→ TASK
Write every line of the material out exactly as shown.

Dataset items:
══════════

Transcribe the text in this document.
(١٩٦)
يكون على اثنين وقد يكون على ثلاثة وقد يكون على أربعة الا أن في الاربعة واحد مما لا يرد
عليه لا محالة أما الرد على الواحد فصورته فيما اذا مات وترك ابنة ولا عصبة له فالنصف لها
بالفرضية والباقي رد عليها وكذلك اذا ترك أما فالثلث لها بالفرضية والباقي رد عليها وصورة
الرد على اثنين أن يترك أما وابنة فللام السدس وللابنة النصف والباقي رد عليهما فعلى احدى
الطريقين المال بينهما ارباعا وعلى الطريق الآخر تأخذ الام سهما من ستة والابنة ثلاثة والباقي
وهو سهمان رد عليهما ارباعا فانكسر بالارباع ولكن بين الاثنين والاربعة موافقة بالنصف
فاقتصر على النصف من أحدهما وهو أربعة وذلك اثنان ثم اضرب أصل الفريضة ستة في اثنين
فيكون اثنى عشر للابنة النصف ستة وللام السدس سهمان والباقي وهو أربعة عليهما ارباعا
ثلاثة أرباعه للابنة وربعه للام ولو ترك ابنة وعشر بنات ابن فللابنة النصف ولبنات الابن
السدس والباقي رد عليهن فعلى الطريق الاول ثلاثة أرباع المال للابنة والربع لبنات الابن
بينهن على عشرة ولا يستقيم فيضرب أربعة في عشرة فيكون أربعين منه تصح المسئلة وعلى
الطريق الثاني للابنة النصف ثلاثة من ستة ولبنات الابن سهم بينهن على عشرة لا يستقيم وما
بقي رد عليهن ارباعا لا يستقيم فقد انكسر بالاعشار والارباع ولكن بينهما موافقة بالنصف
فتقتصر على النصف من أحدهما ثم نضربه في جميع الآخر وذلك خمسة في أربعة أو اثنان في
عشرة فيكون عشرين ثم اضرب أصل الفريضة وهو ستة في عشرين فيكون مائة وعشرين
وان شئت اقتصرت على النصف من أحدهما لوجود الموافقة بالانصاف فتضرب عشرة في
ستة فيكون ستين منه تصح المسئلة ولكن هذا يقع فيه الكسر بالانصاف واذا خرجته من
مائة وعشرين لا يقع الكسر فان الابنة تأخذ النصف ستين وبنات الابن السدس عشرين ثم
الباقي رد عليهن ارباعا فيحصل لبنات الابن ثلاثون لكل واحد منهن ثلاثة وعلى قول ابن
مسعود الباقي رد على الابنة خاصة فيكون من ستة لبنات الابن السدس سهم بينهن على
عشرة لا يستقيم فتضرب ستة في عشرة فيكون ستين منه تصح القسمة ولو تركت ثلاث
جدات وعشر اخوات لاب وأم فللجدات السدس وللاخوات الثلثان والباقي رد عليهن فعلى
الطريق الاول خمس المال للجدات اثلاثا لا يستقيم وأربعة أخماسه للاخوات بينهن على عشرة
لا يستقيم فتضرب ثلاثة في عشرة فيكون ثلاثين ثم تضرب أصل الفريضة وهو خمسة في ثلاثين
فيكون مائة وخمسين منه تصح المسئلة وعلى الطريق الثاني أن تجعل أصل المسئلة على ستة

══════════

→ OUTPUT OF THE TASK
Transcribe the text in this document.
(١٩٦)
يكون على اثنين وقد يكون على ثلاثة وقد يكون على أربعة الا أن في الاربعة واحد مما لا يرد
عليه لا محالة أما الرد على الواحد فصورته فيما اذا مات وترك ابنة ولا عصبة له فالنصف لها
بالفرضية والباقي رد عليها وكذلك اذا ترك أما فالثلث لها بالفرضية والباقي رد عليها وصورة
الرد على اثنين أن يترك أما وابنة فللام السدس وللابنة النصف والباقي رد عليهما فعلى احدى
الطريقين المال بينهما ارباعا وعلى الطريق الآخر تأخذ الام سهما من ستة والابنة ثلاثة والباقي
وهو سهمان رد عليهما ارباعا فانكسر بالارباع ولكن بين الاثنين والاربعة موافقة بالنصف
فاقتصر على النصف من أحدهما وهو أربعة وذلك اثنان ثم اضرب أصل الفريضة ستة في اثنين
فيكون اثنى عشر للابنة النصف ستة وللام السدس سهمان والباقي وهو أربعة عليهما ارباعا
ثلاثة أرباعه للابنة وربعه للام ولو ترك ابنة وعشر بنات ابن فللابنة النصف ولبنات الابن
السدس والباقي رد عليهن فعلى الطريق الاول ثلاثة أرباع المال للابنة والربع لبنات الابن
بينهن على عشرة ولا يستقيم فيضرب أربعة في عشرة فيكون أربعين منه تصح المسئلة وعلى
الطريق الثاني للابنة النصف ثلاثة من ستة ولبنات الابن سهم بينهن على عشرة لا يستقيم وما
بقي رد عليهن ارباعا لا يستقيم فقد انكسر بالاعشار والارباع ولكن بينهما موافقة بالنصف
فتقتصر على النصف من أحدهما ثم نضربه في جميع الآخر وذلك خمسة في أربعة أو اثنان في
عشرة فيكون عشرين ثم اضرب أصل الفريضة وهو ستة في عشرين فيكون مائة وعشرين
وان شئت اقتصرت على النصف من أحدهما لوجود الموافقة بالانصاف فتضرب عشرة في
ستة فيكون ستين منه تصح المسئلة ولكن هذا يقع فيه الكسر بالانصاف واذا خرجته من
مائة وعشرين لا يقع الكسر فان الابنة تأخذ النصف ستين وبنات الابن السدس عشرين ثم
الباقي رد عليهن ارباعا فيحصل لبنات الابن ثلاثون لكل واحد منهن ثلاثة وعلى قول ابن
مسعود الباقي رد على الابنة خاصة فيكون من ستة لبنات الابن السدس سهم بينهن على
عشرة لا يستقيم فتضرب ستة في عشرة فيكون ستين منه تصح القسمة ولو تركت ثلاث
جدات وعشر اخوات لاب وأم فللجدات السدس وللاخوات الثلثان والباقي رد عليهن فعلى
الطريق الاول خمس المال للجدات اثلاثا لا يستقيم وأربعة أخماسه للاخوات بينهن على عشرة
لا يستقيم فتضرب ثلاثة في عشرة فيكون ثلاثين ثم تضرب أصل الفريضة وهو خمسة في ثلاثين
فيكون مائة وخمسين منه تصح المسئلة وعلى الطريق الثاني أن تجعل أصل المسئلة على ستة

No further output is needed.